確定申告書A 第二表を書き終えたら、第二表を見ながら第一表を書いていきます。

1. 宛先と住所、氏名などを記載する

宛先には、住所地または居所を管轄する税務署名を記入します。わからない場合は、国税庁の「国税局・税務署を調べる」のページで調べられます。日付は、確定申告書を提出する日付を記入しましょう。

2021年1月1日~12月31日分の1年間の所得を申告するなら、「令和03年分」となるよう記載し、申告者の住所や氏名、マイナンバー、生年月日などを記載していきます。

2. 収入と所得について記載する

表二表の「所得の内訳」を見ながら、収入金額等と所得について記載します。所得は「収入-収入を得るためにかかった経費」のことで、例えば給与所得なら「給与収入-給与所得控除額」になります。

なお、㋐欄の区分について給与収入金額が850万円を超え、給与収入金額にのみ所得金額調整控除が該当される場合は「1」を、給与所得と公的年金等の雑所得がある場合で、給与所得控除後の給与等の金額と公的年金等の雑所得の金額の合計額が10万円を超える場合に該当する場合は「2」を、給与収入金額が850万円を超え、かつ、給与所得控除後の給与等の金額と公的年金等の雑所得の金額の合計額が10万円を超える場合に該当する場合には「3」を記入します。

また、給与所得金額の①の区分欄には給与所得者の特定支出控除を受ける場合のみ、「給与所得者の特定支出に関する明細書」の区分番号を記入します。

給与所得控除後の給与等の金額は、下記のとおりです。

給与等の収入金額(税込)(=A) 給与所得控除後の給与等の金額
~55万999円 0円
55万1,000円~161万8,999円 A-55万円
161万9,000円~161万9,999円 106万9,000円
162万円~162万1,999円 107万円
162万2,000円~162万3,999円 107万2,000 円
162万4,000円~162万7,999円 107万4,000 円
162万8,000円~179万9,999円 A÷4(千円未満の端数切捨て)×2.4+10万円
180万円~359万9,999円 A÷4(千円未満の端数切捨て)×2.8-8万円
360万円~659万9,999円 A÷4(千円未満の端数切捨て)×3.2-44万円
660万円~849万9,999円 A×0.9-110万円
850万円~ A-195万円

※国税庁:「 令和3年分 所得税及び復興所得税の確定申告の手引き 確定申告書A用」より

各項目についての計算の詳細は、「令和3年分 所得税及び復興特別所得税の確定申告の手引き 確定申告書A用 」を参照してください。

---------------

> 作業内容: 確定申告書Aの記入方法を説明した文章から、「2021年1月1日~12月3」から「場合には「3」を記入します。」に至るまでをすべて、一字も変えずに書き写してください。

(文書構造認識データ)

---------------

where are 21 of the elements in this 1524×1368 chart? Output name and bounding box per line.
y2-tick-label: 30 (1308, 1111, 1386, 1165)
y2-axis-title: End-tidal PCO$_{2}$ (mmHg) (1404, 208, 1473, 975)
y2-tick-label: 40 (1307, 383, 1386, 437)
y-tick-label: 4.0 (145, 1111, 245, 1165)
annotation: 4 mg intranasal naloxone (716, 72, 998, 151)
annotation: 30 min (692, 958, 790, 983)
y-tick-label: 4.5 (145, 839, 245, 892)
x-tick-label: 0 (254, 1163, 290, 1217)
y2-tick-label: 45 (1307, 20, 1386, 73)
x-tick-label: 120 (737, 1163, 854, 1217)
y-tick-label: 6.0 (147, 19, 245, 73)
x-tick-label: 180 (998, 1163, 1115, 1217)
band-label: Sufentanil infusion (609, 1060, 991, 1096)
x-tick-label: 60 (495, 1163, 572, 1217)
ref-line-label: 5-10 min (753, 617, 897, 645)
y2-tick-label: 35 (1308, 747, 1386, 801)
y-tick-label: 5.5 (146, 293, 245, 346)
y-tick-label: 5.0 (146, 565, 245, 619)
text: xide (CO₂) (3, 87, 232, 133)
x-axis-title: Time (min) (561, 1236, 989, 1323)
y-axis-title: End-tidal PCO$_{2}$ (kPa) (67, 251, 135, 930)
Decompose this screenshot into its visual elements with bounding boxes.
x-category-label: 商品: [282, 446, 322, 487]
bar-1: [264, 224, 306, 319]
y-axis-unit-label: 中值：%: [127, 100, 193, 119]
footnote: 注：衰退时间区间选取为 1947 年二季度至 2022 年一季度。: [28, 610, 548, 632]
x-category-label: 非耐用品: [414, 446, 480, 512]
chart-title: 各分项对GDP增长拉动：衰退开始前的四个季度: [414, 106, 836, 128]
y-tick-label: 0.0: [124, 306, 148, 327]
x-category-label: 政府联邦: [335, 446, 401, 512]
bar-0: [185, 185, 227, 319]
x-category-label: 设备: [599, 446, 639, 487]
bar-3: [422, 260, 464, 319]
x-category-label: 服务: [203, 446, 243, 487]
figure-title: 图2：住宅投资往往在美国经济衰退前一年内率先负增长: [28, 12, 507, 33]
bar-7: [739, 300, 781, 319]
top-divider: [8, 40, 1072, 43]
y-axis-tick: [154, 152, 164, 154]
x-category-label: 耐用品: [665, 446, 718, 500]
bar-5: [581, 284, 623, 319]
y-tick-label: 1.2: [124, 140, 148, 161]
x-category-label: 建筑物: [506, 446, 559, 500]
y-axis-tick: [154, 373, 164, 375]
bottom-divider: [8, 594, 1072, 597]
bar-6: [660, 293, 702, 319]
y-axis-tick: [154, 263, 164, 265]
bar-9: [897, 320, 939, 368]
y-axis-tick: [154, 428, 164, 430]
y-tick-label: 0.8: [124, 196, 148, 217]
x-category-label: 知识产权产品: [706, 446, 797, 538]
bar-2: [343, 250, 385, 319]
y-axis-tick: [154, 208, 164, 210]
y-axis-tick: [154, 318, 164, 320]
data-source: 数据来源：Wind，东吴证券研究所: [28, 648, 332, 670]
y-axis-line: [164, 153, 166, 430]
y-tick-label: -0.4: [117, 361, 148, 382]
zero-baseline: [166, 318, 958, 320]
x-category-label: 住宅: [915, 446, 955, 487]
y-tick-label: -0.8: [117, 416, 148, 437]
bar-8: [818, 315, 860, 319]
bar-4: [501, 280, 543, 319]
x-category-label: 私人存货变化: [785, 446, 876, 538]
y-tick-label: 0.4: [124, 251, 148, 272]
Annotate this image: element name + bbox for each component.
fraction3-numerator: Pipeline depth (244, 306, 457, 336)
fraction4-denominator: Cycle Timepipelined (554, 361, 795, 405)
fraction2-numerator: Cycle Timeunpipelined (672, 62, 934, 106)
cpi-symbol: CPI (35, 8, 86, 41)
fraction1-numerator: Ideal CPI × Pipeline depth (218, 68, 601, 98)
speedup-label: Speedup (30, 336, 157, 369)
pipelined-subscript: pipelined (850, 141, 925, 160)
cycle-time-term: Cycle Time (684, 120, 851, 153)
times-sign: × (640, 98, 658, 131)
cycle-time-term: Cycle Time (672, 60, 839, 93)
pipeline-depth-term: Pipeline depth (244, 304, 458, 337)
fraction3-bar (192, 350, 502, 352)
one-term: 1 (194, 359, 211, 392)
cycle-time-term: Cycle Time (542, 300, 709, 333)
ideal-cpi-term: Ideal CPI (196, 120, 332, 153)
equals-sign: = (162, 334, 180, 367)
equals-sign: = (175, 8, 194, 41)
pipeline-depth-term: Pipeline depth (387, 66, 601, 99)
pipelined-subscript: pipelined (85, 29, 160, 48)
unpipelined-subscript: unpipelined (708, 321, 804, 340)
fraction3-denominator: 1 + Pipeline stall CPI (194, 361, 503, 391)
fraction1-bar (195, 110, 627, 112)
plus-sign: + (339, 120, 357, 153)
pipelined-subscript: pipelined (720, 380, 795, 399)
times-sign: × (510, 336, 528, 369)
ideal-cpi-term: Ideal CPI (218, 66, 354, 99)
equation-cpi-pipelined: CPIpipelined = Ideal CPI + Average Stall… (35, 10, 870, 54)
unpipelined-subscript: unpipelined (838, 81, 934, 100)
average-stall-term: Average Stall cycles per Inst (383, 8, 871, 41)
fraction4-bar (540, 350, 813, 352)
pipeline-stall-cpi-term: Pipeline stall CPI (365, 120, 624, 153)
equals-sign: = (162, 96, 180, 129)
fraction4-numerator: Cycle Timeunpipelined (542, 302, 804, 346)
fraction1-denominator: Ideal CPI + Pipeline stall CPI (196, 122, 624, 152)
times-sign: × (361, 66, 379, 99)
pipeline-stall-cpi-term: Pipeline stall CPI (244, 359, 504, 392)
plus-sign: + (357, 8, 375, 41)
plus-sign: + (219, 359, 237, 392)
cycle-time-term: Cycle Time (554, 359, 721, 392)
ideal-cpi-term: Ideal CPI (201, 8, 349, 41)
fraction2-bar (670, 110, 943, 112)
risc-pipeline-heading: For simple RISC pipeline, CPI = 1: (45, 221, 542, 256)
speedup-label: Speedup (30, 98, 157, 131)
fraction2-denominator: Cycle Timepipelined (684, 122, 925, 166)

---------------

> 作業結果:
2021年1月1日~12月31日分の1年間の所得を申告するなら、「令和03年分」となるよう記載し、申告者の住所や氏名、マイナンバー、生年月日などを記載していきます。

2. 収入と所得について記載する

表二表の「所得の内訳」を見ながら、収入金額等と所得について記載します。所得は「収入-収入を得るためにかかった経費」のことで、例えば給与所得なら「給与収入-給与所得控除額」になります。

なお、㋐欄の区分について給与収入金額が850万円を超え、給与収入金額にのみ所得金額調整控除が該当される場合は「1」を、給与所得と公的年金等の雑所得がある場合で、給与所得控除後の給与等の金額と公的年金等の雑所得の金額の合計額が10万円を超える場合に該当する場合は「2」を、給与収入金額が850万円を超え、かつ、給与所得控除後の給与等の金額と公的年金等の雑所得の金額の合計額が10万円を超える場合に該当する場合には「3」を記入します。